Stored dataset items -
□ □ □ □ □ □ □
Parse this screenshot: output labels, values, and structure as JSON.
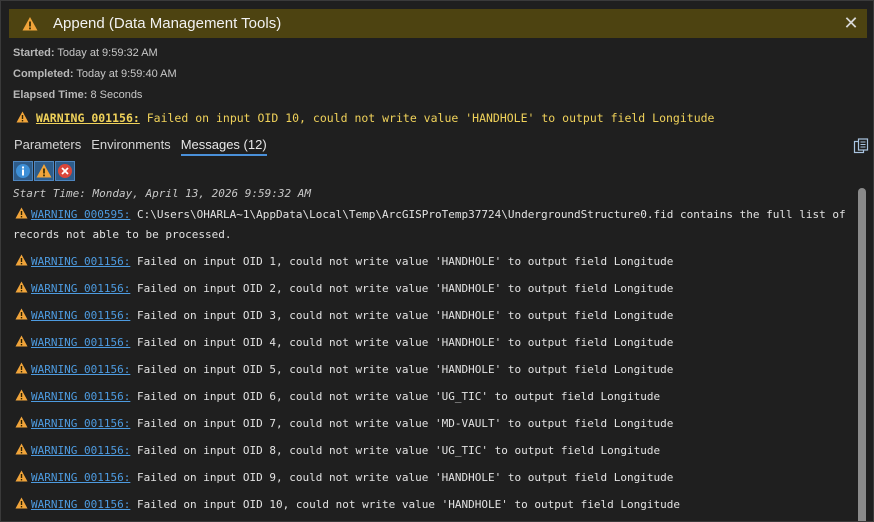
{
  "window": {
    "title": "Append (Data Management Tools)",
    "close_glyph": "✕"
  },
  "meta": {
    "started_label": "Started:",
    "started_value": "Today at 9:59:32 AM",
    "completed_label": "Completed:",
    "completed_value": "Today at 9:59:40 AM",
    "elapsed_label": "Elapsed Time:",
    "elapsed_value": "8 Seconds"
  },
  "summary": {
    "code": "WARNING 001156:",
    "text": "Failed on input OID 10, could not write value 'HANDHOLE' to output field Longitude"
  },
  "tabs": [
    {
      "label": "Parameters"
    },
    {
      "label": "Environments"
    },
    {
      "label": "Messages (12)"
    }
  ],
  "filters": {
    "info": "i",
    "warning": "!",
    "error": "×"
  },
  "messages": {
    "start_time": "Start Time: Monday, April 13, 2026 9:59:32 AM",
    "items": [
      {
        "code": "WARNING 000595:",
        "text": "C:\\Users\\OHARLA~1\\AppData\\Local\\Temp\\ArcGISProTemp37724\\UndergroundStructure0.fid contains the full list of records not able to be processed."
      },
      {
        "code": "WARNING 001156:",
        "text": "Failed on input OID 1, could not write value 'HANDHOLE' to output field Longitude"
      },
      {
        "code": "WARNING 001156:",
        "text": "Failed on input OID 2, could not write value 'HANDHOLE' to output field Longitude"
      },
      {
        "code": "WARNING 001156:",
        "text": "Failed on input OID 3, could not write value 'HANDHOLE' to output field Longitude"
      },
      {
        "code": "WARNING 001156:",
        "text": "Failed on input OID 4, could not write value 'HANDHOLE' to output field Longitude"
      },
      {
        "code": "WARNING 001156:",
        "text": "Failed on input OID 5, could not write value 'HANDHOLE' to output field Longitude"
      },
      {
        "code": "WARNING 001156:",
        "text": "Failed on input OID 6, could not write value 'UG_TIC' to output field Longitude"
      },
      {
        "code": "WARNING 001156:",
        "text": "Failed on input OID 7, could not write value 'MD-VAULT' to output field Longitude"
      },
      {
        "code": "WARNING 001156:",
        "text": "Failed on input OID 8, could not write value 'UG_TIC' to output field Longitude"
      },
      {
        "code": "WARNING 001156:",
        "text": "Failed on input OID 9, could not write value 'HANDHOLE' to output field Longitude"
      },
      {
        "code": "WARNING 001156:",
        "text": "Failed on input OID 10, could not write value 'HANDHOLE' to output field Longitude"
      }
    ]
  },
  "colors": {
    "titlebar": "#4d4311",
    "warning_text": "#f0d25a",
    "link": "#4d9be0",
    "tab_underline": "#4a90d9"
  }
}
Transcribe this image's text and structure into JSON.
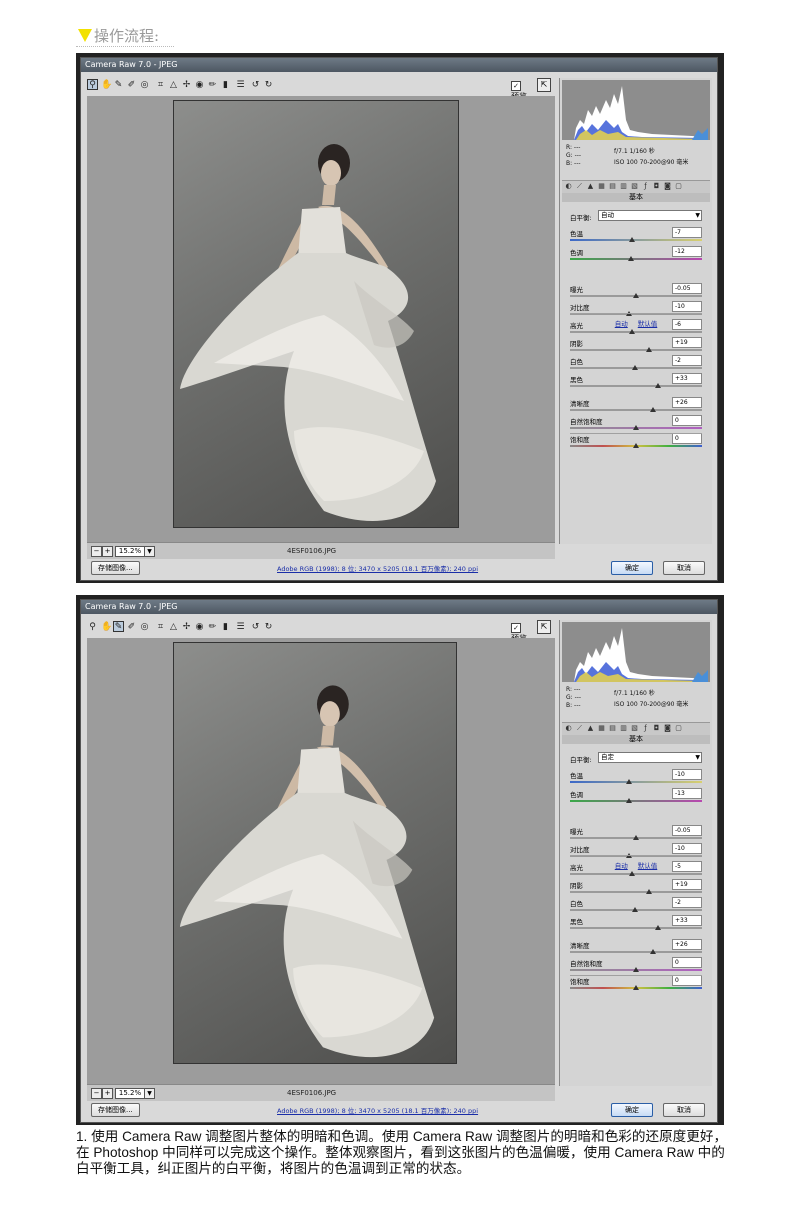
{
  "heading": "操作流程:",
  "screenshots": [
    {
      "title": "Camera Raw 7.0 - JPEG",
      "preview_label": "预览",
      "zoom": "15.2%",
      "filename": "4ESF0106.JPG",
      "workflow_link": "Adobe RGB (1998); 8 位; 3470 x 5205 (18.1 百万像素); 240 ppi",
      "save_button": "存储图像...",
      "ok_button": "确定",
      "cancel_button": "取消",
      "readout_r": "R:  ---",
      "readout_g": "G:  ---",
      "readout_b": "B:  ---",
      "camera_line1": "f/7.1   1/160 秒",
      "camera_line2": "ISO 100   70-200@90 毫米",
      "section": "基本",
      "wb_label": "白平衡:",
      "wb_value": "自动",
      "auto_link": "自动",
      "default_link": "默认值",
      "sliders": [
        {
          "label": "色温",
          "value": "-7",
          "level": 0.47
        },
        {
          "label": "色调",
          "value": "-12",
          "level": 0.46
        },
        {
          "label": "曝光",
          "value": "-0.05",
          "level": 0.5
        },
        {
          "label": "对比度",
          "value": "-10",
          "level": 0.45
        },
        {
          "label": "高光",
          "value": "-6",
          "level": 0.47
        },
        {
          "label": "阴影",
          "value": "+19",
          "level": 0.6
        },
        {
          "label": "白色",
          "value": "-2",
          "level": 0.49
        },
        {
          "label": "黑色",
          "value": "+33",
          "level": 0.67
        },
        {
          "label": "清晰度",
          "value": "+26",
          "level": 0.63
        },
        {
          "label": "自然饱和度",
          "value": "0",
          "level": 0.5
        },
        {
          "label": "饱和度",
          "value": "0",
          "level": 0.5
        }
      ]
    },
    {
      "title": "Camera Raw 7.0 - JPEG",
      "preview_label": "预览",
      "zoom": "15.2%",
      "filename": "4ESF0106.JPG",
      "workflow_link": "Adobe RGB (1998); 8 位; 3470 x 5205 (18.1 百万像素); 240 ppi",
      "save_button": "存储图像...",
      "ok_button": "确定",
      "cancel_button": "取消",
      "readout_r": "R:  ---",
      "readout_g": "G:  ---",
      "readout_b": "B:  ---",
      "camera_line1": "f/7.1   1/160 秒",
      "camera_line2": "ISO 100   70-200@90 毫米",
      "section": "基本",
      "wb_label": "白平衡:",
      "wb_value": "自定",
      "auto_link": "自动",
      "default_link": "默认值",
      "sliders": [
        {
          "label": "色温",
          "value": "-10",
          "level": 0.45
        },
        {
          "label": "色调",
          "value": "-13",
          "level": 0.45
        },
        {
          "label": "曝光",
          "value": "-0.05",
          "level": 0.5
        },
        {
          "label": "对比度",
          "value": "-10",
          "level": 0.45
        },
        {
          "label": "高光",
          "value": "-5",
          "level": 0.47
        },
        {
          "label": "阴影",
          "value": "+19",
          "level": 0.6
        },
        {
          "label": "白色",
          "value": "-2",
          "level": 0.49
        },
        {
          "label": "黑色",
          "value": "+33",
          "level": 0.67
        },
        {
          "label": "清晰度",
          "value": "+26",
          "level": 0.63
        },
        {
          "label": "自然饱和度",
          "value": "0",
          "level": 0.5
        },
        {
          "label": "饱和度",
          "value": "0",
          "level": 0.5
        }
      ]
    }
  ],
  "caption": "1. 使用 Camera Raw 调整图片整体的明暗和色调。使用 Camera Raw 调整图片的明暗和色彩的还原度更好，在 Photoshop 中同样可以完成这个操作。整体观察图片，看到这张图片的色温偏暖，使用 Camera Raw 中的白平衡工具，纠正图片的白平衡，将图片的色温调到正常的状态。",
  "icons": [
    "zoom-icon",
    "hand-icon",
    "white-balance-icon",
    "color-sampler-icon",
    "target-adjust-icon",
    "crop-icon",
    "straighten-icon",
    "spot-removal-icon",
    "red-eye-icon",
    "adjustment-brush-icon",
    "graduated-filter-icon",
    "preferences-icon",
    "rotate-left-icon",
    "rotate-right-icon"
  ],
  "colors": {
    "selected_tool": "#bbccdd",
    "link": "#1a2ea8",
    "heading_marker": "#f2e100"
  }
}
□ □ □ □ □ □ □
THE TASK - Every entry above is to be set down exactly; the pictures are to be left out.

SOLUTION BELOW -
Parse this screenshot: output labels, values, and structure as JSON.
{
  "window": {
    "title": "Append (Data Management Tools)",
    "close_glyph": "✕"
  },
  "meta": {
    "started_label": "Started:",
    "started_value": "Today at 9:59:32 AM",
    "completed_label": "Completed:",
    "completed_value": "Today at 9:59:40 AM",
    "elapsed_label": "Elapsed Time:",
    "elapsed_value": "8 Seconds"
  },
  "summary": {
    "code": "WARNING 001156:",
    "text": "Failed on input OID 10, could not write value 'HANDHOLE' to output field Longitude"
  },
  "tabs": [
    {
      "label": "Parameters"
    },
    {
      "label": "Environments"
    },
    {
      "label": "Messages (12)"
    }
  ],
  "filters": {
    "info": "i",
    "warning": "!",
    "error": "×"
  },
  "messages": {
    "start_time": "Start Time: Monday, April 13, 2026 9:59:32 AM",
    "items": [
      {
        "code": "WARNING 000595:",
        "text": "C:\\Users\\OHARLA~1\\AppData\\Local\\Temp\\ArcGISProTemp37724\\UndergroundStructure0.fid contains the full list of records not able to be processed."
      },
      {
        "code": "WARNING 001156:",
        "text": "Failed on input OID 1, could not write value 'HANDHOLE' to output field Longitude"
      },
      {
        "code": "WARNING 001156:",
        "text": "Failed on input OID 2, could not write value 'HANDHOLE' to output field Longitude"
      },
      {
        "code": "WARNING 001156:",
        "text": "Failed on input OID 3, could not write value 'HANDHOLE' to output field Longitude"
      },
      {
        "code": "WARNING 001156:",
        "text": "Failed on input OID 4, could not write value 'HANDHOLE' to output field Longitude"
      },
      {
        "code": "WARNING 001156:",
        "text": "Failed on input OID 5, could not write value 'HANDHOLE' to output field Longitude"
      },
      {
        "code": "WARNING 001156:",
        "text": "Failed on input OID 6, could not write value 'UG_TIC' to output field Longitude"
      },
      {
        "code": "WARNING 001156:",
        "text": "Failed on input OID 7, could not write value 'MD-VAULT' to output field Longitude"
      },
      {
        "code": "WARNING 001156:",
        "text": "Failed on input OID 8, could not write value 'UG_TIC' to output field Longitude"
      },
      {
        "code": "WARNING 001156:",
        "text": "Failed on input OID 9, could not write value 'HANDHOLE' to output field Longitude"
      },
      {
        "code": "WARNING 001156:",
        "text": "Failed on input OID 10, could not write value 'HANDHOLE' to output field Longitude"
      }
    ]
  },
  "colors": {
    "titlebar": "#4d4311",
    "warning_text": "#f0d25a",
    "link": "#4d9be0",
    "tab_underline": "#4a90d9"
  }
}
Transcribe this image's text and structure into JSON.
{
  "heading": "操作流程:",
  "screenshots": [
    {
      "title": "Camera Raw 7.0 - JPEG",
      "preview_label": "预览",
      "zoom": "15.2%",
      "filename": "4ESF0106.JPG",
      "workflow_link": "Adobe RGB (1998); 8 位; 3470 x 5205 (18.1 百万像素); 240 ppi",
      "save_button": "存储图像...",
      "ok_button": "确定",
      "cancel_button": "取消",
      "readout_r": "R:  ---",
      "readout_g": "G:  ---",
      "readout_b": "B:  ---",
      "camera_line1": "f/7.1   1/160 秒",
      "camera_line2": "ISO 100   70-200@90 毫米",
      "section": "基本",
      "wb_label": "白平衡:",
      "wb_value": "自动",
      "auto_link": "自动",
      "default_link": "默认值",
      "sliders": [
        {
          "label": "色温",
          "value": "-7",
          "level": 0.47
        },
        {
          "label": "色调",
          "value": "-12",
          "level": 0.46
        },
        {
          "label": "曝光",
          "value": "-0.05",
          "level": 0.5
        },
        {
          "label": "对比度",
          "value": "-10",
          "level": 0.45
        },
        {
          "label": "高光",
          "value": "-6",
          "level": 0.47
        },
        {
          "label": "阴影",
          "value": "+19",
          "level": 0.6
        },
        {
          "label": "白色",
          "value": "-2",
          "level": 0.49
        },
        {
          "label": "黑色",
          "value": "+33",
          "level": 0.67
        },
        {
          "label": "清晰度",
          "value": "+26",
          "level": 0.63
        },
        {
          "label": "自然饱和度",
          "value": "0",
          "level": 0.5
        },
        {
          "label": "饱和度",
          "value": "0",
          "level": 0.5
        }
      ]
    },
    {
      "title": "Camera Raw 7.0 - JPEG",
      "preview_label": "预览",
      "zoom": "15.2%",
      "filename": "4ESF0106.JPG",
      "workflow_link": "Adobe RGB (1998); 8 位; 3470 x 5205 (18.1 百万像素); 240 ppi",
      "save_button": "存储图像...",
      "ok_button": "确定",
      "cancel_button": "取消",
      "readout_r": "R:  ---",
      "readout_g": "G:  ---",
      "readout_b": "B:  ---",
      "camera_line1": "f/7.1   1/160 秒",
      "camera_line2": "ISO 100   70-200@90 毫米",
      "section": "基本",
      "wb_label": "白平衡:",
      "wb_value": "自定",
      "auto_link": "自动",
      "default_link": "默认值",
      "sliders": [
        {
          "label": "色温",
          "value": "-10",
          "level": 0.45
        },
        {
          "label": "色调",
          "value": "-13",
          "level": 0.45
        },
        {
          "label": "曝光",
          "value": "-0.05",
          "level": 0.5
        },
        {
          "label": "对比度",
          "value": "-10",
          "level": 0.45
        },
        {
          "label": "高光",
          "value": "-5",
          "level": 0.47
        },
        {
          "label": "阴影",
          "value": "+19",
          "level": 0.6
        },
        {
          "label": "白色",
          "value": "-2",
          "level": 0.49
        },
        {
          "label": "黑色",
          "value": "+33",
          "level": 0.67
        },
        {
          "label": "清晰度",
          "value": "+26",
          "level": 0.63
        },
        {
          "label": "自然饱和度",
          "value": "0",
          "level": 0.5
        },
        {
          "label": "饱和度",
          "value": "0",
          "level": 0.5
        }
      ]
    }
  ],
  "caption": "1. 使用 Camera Raw 调整图片整体的明暗和色调。使用 Camera Raw 调整图片的明暗和色彩的还原度更好，在 Photoshop 中同样可以完成这个操作。整体观察图片，看到这张图片的色温偏暖，使用 Camera Raw 中的白平衡工具，纠正图片的白平衡，将图片的色温调到正常的状态。",
  "icons": [
    "zoom-icon",
    "hand-icon",
    "white-balance-icon",
    "color-sampler-icon",
    "target-adjust-icon",
    "crop-icon",
    "straighten-icon",
    "spot-removal-icon",
    "red-eye-icon",
    "adjustment-brush-icon",
    "graduated-filter-icon",
    "preferences-icon",
    "rotate-left-icon",
    "rotate-right-icon"
  ],
  "colors": {
    "selected_tool": "#bbccdd",
    "link": "#1a2ea8",
    "heading_marker": "#f2e100"
  }
}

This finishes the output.